▸ WHAT THE TASK REQUIRES: Among the lines below, list those containing the string "screenshot".

▸ SUPPLIED MATERIAL:
^^^^

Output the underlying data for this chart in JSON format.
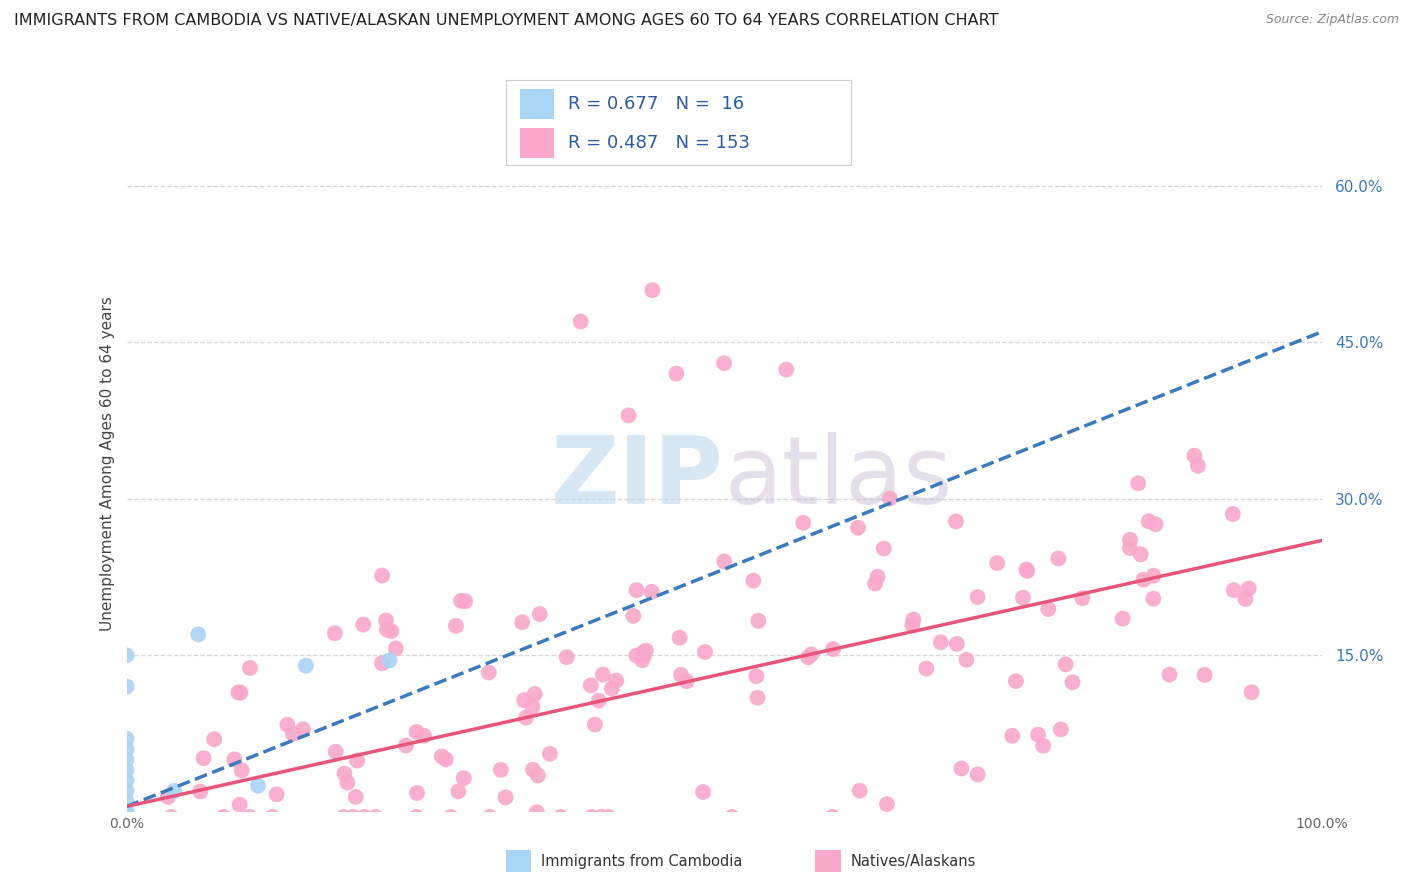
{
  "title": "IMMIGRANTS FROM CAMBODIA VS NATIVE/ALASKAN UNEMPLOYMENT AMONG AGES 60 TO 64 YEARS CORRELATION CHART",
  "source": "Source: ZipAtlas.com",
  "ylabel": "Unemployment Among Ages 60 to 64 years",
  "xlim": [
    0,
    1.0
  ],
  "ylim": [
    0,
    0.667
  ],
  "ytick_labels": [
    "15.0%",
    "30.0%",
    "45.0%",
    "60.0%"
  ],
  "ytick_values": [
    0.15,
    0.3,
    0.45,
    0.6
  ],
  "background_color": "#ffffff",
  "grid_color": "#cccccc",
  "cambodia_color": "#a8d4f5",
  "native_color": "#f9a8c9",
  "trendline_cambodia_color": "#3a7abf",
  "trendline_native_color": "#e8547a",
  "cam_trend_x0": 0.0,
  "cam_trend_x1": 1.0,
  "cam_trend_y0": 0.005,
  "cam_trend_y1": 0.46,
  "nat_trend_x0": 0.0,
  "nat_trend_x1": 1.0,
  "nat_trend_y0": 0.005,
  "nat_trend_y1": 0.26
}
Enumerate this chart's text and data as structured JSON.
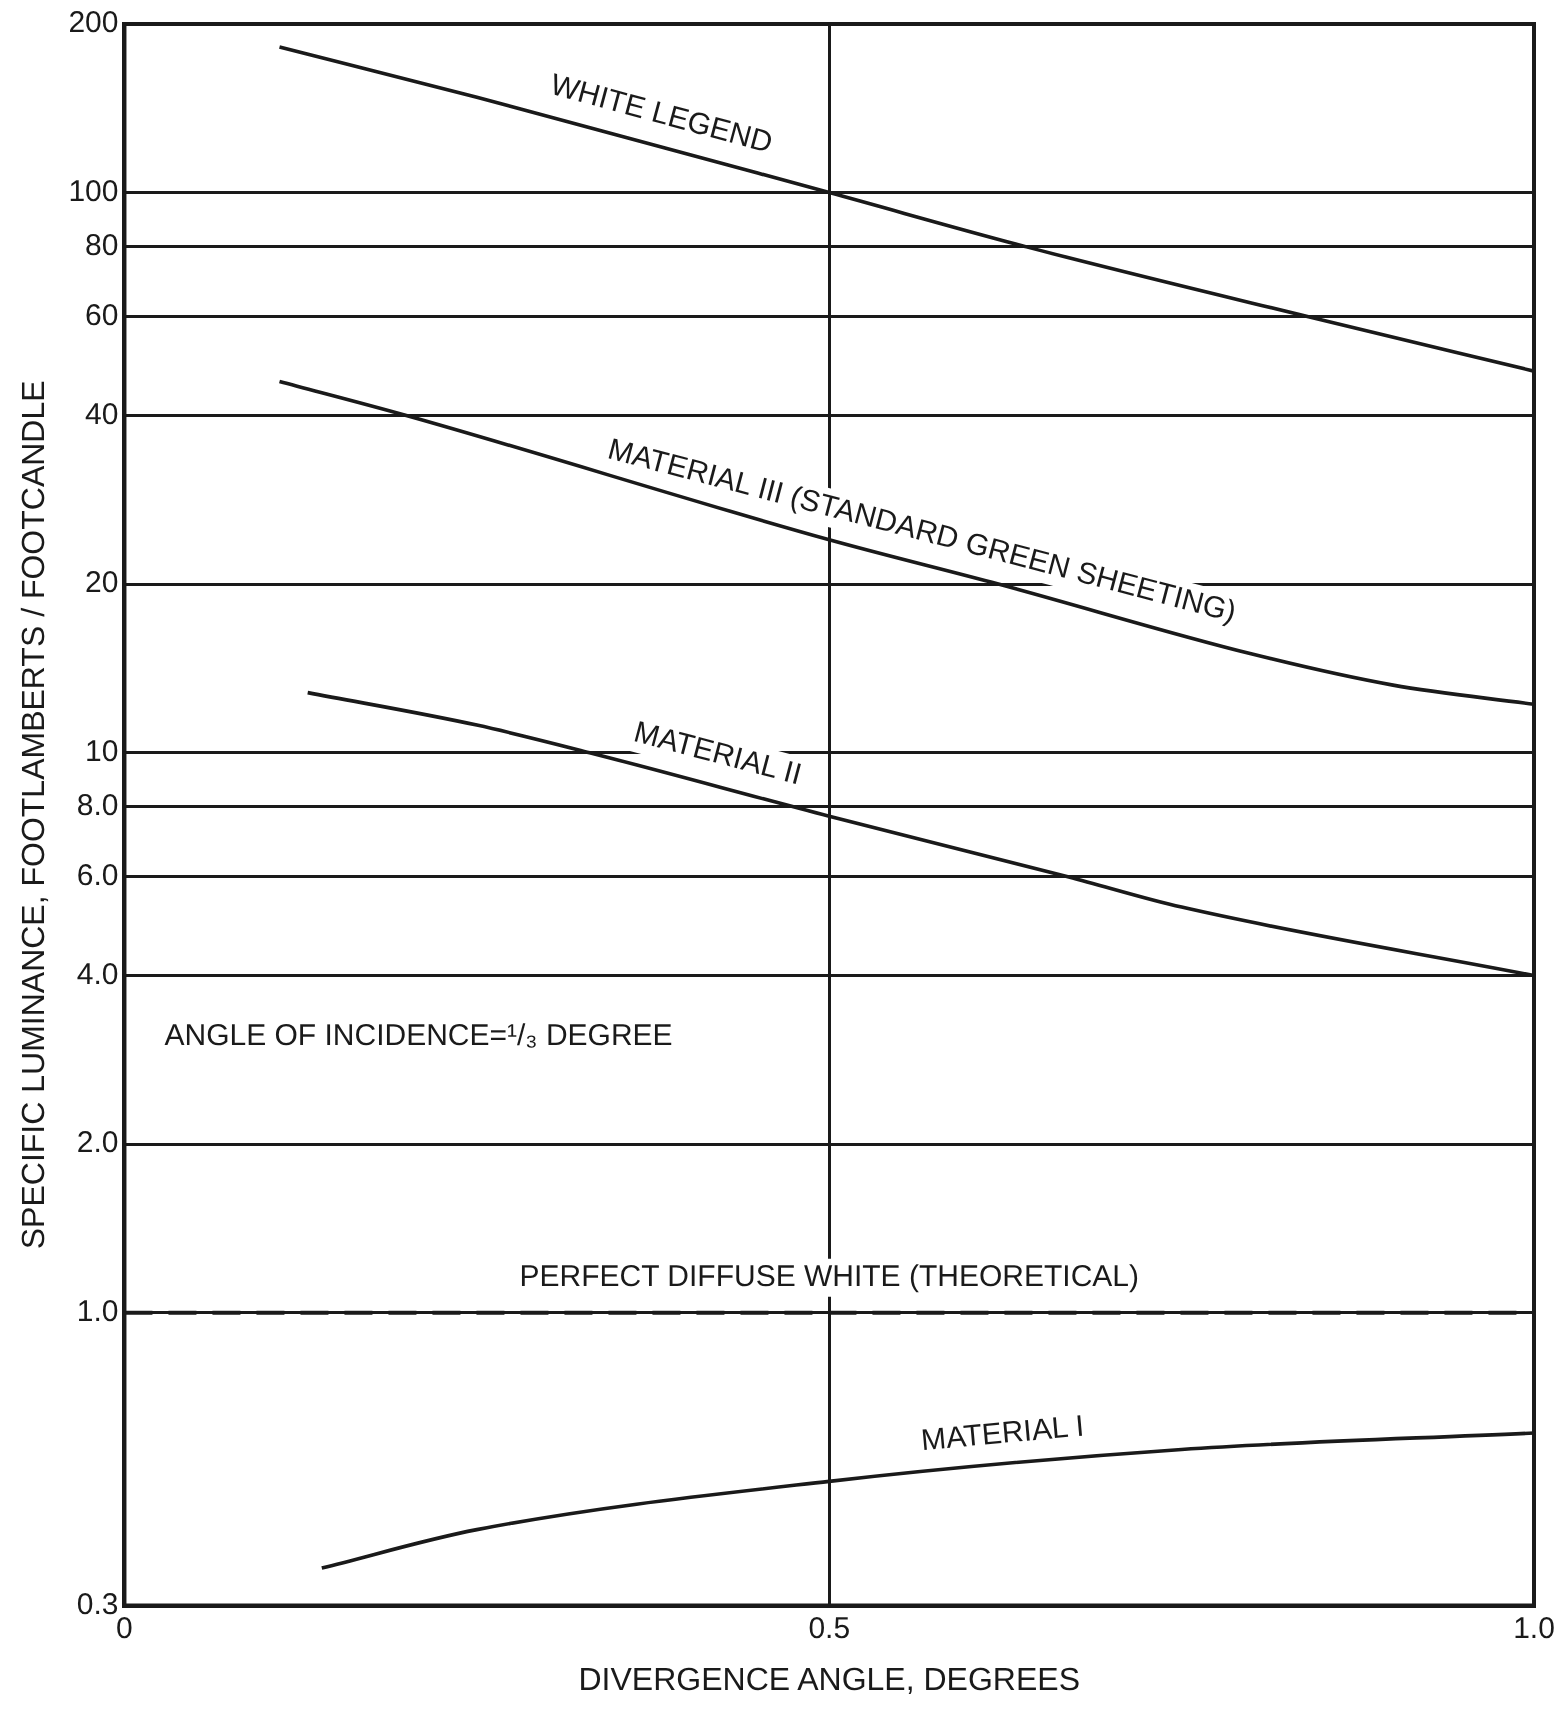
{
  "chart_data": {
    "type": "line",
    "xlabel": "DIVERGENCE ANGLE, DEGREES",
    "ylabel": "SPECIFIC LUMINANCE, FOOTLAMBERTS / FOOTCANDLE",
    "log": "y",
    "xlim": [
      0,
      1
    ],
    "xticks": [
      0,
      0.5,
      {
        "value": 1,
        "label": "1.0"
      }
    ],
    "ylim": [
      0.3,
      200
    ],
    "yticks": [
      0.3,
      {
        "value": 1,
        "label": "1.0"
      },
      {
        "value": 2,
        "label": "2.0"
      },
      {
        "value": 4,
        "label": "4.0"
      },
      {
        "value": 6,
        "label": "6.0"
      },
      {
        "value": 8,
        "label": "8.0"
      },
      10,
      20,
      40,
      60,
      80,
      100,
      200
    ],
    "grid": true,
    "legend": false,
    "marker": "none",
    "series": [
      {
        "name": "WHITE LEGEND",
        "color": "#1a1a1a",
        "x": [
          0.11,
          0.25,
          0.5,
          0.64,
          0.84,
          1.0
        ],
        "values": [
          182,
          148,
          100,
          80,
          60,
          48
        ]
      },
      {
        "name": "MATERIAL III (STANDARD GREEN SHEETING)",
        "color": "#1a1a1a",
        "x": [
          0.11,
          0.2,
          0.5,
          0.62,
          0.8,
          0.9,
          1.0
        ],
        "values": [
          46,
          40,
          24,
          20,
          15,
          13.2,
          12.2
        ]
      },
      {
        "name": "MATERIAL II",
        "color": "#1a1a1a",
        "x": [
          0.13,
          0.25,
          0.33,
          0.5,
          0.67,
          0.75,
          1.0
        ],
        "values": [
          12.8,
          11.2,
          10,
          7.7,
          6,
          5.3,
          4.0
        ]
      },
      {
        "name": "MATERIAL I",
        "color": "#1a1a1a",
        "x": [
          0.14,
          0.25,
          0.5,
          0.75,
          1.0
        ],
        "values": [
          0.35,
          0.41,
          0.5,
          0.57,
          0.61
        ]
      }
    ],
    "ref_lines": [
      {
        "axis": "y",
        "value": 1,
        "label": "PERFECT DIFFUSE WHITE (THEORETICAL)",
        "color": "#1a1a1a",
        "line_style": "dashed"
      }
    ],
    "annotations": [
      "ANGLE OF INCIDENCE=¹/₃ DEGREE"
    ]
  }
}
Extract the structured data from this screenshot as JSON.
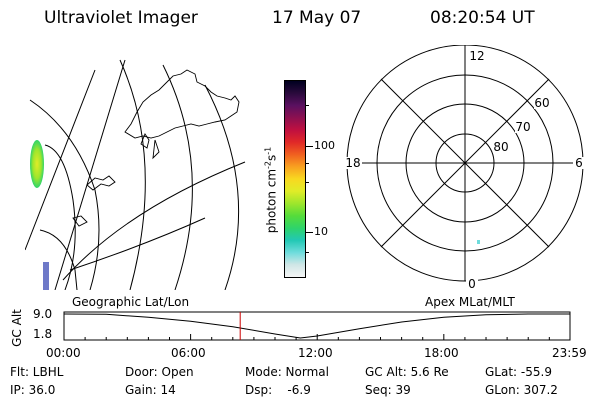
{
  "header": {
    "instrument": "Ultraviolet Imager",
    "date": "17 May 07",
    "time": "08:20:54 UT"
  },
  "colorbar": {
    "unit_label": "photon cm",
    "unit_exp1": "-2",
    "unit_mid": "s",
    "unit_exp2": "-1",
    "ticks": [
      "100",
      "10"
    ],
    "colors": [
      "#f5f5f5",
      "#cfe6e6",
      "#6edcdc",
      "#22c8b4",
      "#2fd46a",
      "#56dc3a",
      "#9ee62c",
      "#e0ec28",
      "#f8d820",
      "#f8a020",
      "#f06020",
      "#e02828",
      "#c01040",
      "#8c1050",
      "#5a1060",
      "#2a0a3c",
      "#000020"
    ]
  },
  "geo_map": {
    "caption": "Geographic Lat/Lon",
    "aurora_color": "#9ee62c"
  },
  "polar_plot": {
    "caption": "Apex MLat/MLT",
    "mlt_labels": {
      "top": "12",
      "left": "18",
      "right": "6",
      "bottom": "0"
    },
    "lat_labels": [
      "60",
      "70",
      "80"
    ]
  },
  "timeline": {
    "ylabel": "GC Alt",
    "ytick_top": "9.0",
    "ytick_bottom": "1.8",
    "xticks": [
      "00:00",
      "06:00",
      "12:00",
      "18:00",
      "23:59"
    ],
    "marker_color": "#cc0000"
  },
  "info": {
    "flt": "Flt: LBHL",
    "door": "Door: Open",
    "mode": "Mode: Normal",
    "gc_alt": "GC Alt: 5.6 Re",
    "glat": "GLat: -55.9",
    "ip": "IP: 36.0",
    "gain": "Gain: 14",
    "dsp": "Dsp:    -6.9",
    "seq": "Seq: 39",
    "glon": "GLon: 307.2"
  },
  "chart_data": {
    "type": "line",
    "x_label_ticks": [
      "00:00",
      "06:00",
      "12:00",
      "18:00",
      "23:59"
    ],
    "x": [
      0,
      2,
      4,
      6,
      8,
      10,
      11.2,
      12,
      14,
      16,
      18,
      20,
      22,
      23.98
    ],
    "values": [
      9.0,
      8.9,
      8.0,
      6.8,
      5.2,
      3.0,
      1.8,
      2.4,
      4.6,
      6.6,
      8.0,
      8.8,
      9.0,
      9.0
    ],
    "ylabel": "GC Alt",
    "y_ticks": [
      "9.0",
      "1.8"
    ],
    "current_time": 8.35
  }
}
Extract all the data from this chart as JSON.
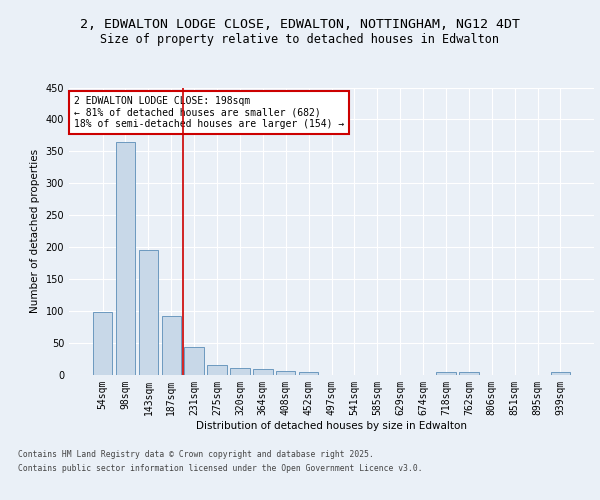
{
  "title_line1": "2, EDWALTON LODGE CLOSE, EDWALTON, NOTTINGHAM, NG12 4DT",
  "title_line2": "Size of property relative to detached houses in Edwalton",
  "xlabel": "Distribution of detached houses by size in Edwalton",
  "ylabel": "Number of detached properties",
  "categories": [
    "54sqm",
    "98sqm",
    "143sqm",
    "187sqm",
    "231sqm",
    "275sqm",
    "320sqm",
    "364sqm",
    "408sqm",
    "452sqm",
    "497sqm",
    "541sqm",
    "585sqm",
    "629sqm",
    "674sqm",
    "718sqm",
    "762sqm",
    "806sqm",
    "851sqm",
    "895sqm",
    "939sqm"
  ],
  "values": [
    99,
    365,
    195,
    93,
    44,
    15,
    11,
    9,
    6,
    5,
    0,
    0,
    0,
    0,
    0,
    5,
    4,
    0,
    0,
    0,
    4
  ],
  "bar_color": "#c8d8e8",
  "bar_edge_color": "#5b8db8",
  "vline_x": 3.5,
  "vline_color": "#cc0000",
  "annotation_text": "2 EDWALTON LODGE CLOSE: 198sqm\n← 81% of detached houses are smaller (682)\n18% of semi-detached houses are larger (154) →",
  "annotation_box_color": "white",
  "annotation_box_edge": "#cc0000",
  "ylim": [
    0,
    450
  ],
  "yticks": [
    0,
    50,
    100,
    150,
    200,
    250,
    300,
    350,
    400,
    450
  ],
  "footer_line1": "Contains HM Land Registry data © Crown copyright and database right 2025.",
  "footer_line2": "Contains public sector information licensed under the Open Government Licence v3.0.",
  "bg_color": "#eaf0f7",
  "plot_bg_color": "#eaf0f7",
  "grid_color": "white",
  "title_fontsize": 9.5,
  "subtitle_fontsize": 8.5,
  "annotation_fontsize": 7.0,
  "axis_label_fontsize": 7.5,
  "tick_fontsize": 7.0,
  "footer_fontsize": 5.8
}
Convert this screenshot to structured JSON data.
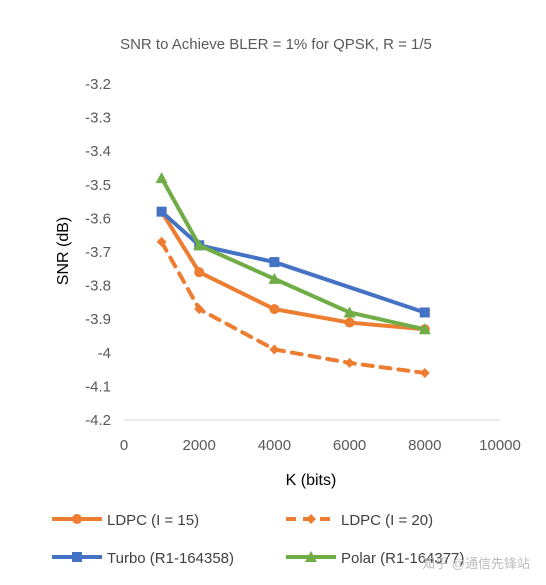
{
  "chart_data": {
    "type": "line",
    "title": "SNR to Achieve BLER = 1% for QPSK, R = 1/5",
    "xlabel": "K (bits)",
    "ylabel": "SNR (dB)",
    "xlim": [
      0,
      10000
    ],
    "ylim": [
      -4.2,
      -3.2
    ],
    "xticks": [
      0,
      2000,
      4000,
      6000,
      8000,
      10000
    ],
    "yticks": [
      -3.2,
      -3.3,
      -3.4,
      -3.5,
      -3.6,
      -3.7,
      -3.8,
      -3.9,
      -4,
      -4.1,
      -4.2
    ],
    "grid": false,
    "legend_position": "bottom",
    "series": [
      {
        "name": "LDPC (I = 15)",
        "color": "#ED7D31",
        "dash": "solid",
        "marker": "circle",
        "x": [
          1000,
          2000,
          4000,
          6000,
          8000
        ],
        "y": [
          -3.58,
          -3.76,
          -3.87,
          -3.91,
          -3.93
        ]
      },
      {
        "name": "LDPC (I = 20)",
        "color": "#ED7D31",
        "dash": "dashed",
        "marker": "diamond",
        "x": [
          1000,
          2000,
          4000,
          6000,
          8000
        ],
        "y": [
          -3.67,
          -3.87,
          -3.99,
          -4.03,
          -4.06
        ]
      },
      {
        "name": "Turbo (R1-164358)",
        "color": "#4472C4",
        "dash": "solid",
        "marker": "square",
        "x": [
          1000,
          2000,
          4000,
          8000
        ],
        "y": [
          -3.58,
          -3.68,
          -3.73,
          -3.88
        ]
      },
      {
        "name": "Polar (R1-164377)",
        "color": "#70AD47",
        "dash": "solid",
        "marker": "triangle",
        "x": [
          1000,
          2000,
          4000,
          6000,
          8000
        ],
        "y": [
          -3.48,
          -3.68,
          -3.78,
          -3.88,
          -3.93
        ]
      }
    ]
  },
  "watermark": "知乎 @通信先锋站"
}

^^^^

▸ COMPLETE RESPONSE:
Extract the structured data from this screenshot as JSON.
Convert this screenshot to structured JSON data.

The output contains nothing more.